++++ DATA SECTION ++++

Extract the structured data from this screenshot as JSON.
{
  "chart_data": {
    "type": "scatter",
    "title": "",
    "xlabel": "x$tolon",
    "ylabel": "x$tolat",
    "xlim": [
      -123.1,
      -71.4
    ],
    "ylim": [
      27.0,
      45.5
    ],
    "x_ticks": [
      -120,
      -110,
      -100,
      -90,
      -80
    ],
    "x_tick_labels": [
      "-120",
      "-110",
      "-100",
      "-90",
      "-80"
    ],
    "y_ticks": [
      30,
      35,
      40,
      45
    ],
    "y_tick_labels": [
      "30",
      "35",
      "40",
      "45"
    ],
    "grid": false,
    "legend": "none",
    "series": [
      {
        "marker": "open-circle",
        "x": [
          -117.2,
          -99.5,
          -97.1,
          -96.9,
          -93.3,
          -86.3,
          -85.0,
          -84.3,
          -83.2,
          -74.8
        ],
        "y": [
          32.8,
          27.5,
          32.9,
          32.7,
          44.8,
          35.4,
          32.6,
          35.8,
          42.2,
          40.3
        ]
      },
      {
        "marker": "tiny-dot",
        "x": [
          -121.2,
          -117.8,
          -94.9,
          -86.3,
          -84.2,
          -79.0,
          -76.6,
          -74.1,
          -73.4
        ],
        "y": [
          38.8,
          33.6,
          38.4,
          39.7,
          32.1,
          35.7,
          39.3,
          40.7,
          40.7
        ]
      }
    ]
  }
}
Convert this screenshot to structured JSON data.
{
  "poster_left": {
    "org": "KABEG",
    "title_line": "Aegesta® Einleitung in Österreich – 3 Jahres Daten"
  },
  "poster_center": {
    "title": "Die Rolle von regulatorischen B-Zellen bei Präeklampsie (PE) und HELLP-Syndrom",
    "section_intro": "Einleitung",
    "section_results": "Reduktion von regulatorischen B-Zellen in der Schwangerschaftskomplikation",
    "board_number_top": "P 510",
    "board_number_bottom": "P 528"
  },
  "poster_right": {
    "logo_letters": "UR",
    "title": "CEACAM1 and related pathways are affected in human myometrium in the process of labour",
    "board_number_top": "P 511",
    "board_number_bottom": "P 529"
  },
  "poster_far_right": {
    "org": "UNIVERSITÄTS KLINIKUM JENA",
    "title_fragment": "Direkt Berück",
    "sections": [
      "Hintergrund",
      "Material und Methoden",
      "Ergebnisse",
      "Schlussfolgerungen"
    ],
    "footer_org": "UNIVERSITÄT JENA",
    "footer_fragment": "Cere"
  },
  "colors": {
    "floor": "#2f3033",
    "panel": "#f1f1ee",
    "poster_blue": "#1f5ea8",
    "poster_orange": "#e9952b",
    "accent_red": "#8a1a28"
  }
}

++++

> WHAT THIS TASK INVOLVES
Faithfully transcribe the whole of the data.

> SOLUTION TO THIS PROBLEM
Extract the structured data from this screenshot as JSON.
{
  "chart_data": {
    "type": "scatter",
    "title": "",
    "xlabel": "x$tolon",
    "ylabel": "x$tolat",
    "xlim": [
      -123.1,
      -71.4
    ],
    "ylim": [
      27.0,
      45.5
    ],
    "x_ticks": [
      -120,
      -110,
      -100,
      -90,
      -80
    ],
    "x_tick_labels": [
      "-120",
      "-110",
      "-100",
      "-90",
      "-80"
    ],
    "y_ticks": [
      30,
      35,
      40,
      45
    ],
    "y_tick_labels": [
      "30",
      "35",
      "40",
      "45"
    ],
    "grid": false,
    "legend": "none",
    "series": [
      {
        "marker": "open-circle",
        "x": [
          -117.2,
          -99.5,
          -97.1,
          -96.9,
          -93.3,
          -86.3,
          -85.0,
          -84.3,
          -83.2,
          -74.8
        ],
        "y": [
          32.8,
          27.5,
          32.9,
          32.7,
          44.8,
          35.4,
          32.6,
          35.8,
          42.2,
          40.3
        ]
      },
      {
        "marker": "tiny-dot",
        "x": [
          -121.2,
          -117.8,
          -94.9,
          -86.3,
          -84.2,
          -79.0,
          -76.6,
          -74.1,
          -73.4
        ],
        "y": [
          38.8,
          33.6,
          38.4,
          39.7,
          32.1,
          35.7,
          39.3,
          40.7,
          40.7
        ]
      }
    ]
  }
}
Convert this screenshot to structured JSON data.
{
  "poster_left": {
    "org": "KABEG",
    "title_line": "Aegesta® Einleitung in Österreich – 3 Jahres Daten"
  },
  "poster_center": {
    "title": "Die Rolle von regulatorischen B-Zellen bei Präeklampsie (PE) und HELLP-Syndrom",
    "section_intro": "Einleitung",
    "section_results": "Reduktion von regulatorischen B-Zellen in der Schwangerschaftskomplikation",
    "board_number_top": "P 510",
    "board_number_bottom": "P 528"
  },
  "poster_right": {
    "logo_letters": "UR",
    "title": "CEACAM1 and related pathways are affected in human myometrium in the process of labour",
    "board_number_top": "P 511",
    "board_number_bottom": "P 529"
  },
  "poster_far_right": {
    "org": "UNIVERSITÄTS KLINIKUM JENA",
    "title_fragment": "Direkt Berück",
    "sections": [
      "Hintergrund",
      "Material und Methoden",
      "Ergebnisse",
      "Schlussfolgerungen"
    ],
    "footer_org": "UNIVERSITÄT JENA",
    "footer_fragment": "Cere"
  },
  "colors": {
    "floor": "#2f3033",
    "panel": "#f1f1ee",
    "poster_blue": "#1f5ea8",
    "poster_orange": "#e9952b",
    "accent_red": "#8a1a28"
  }
}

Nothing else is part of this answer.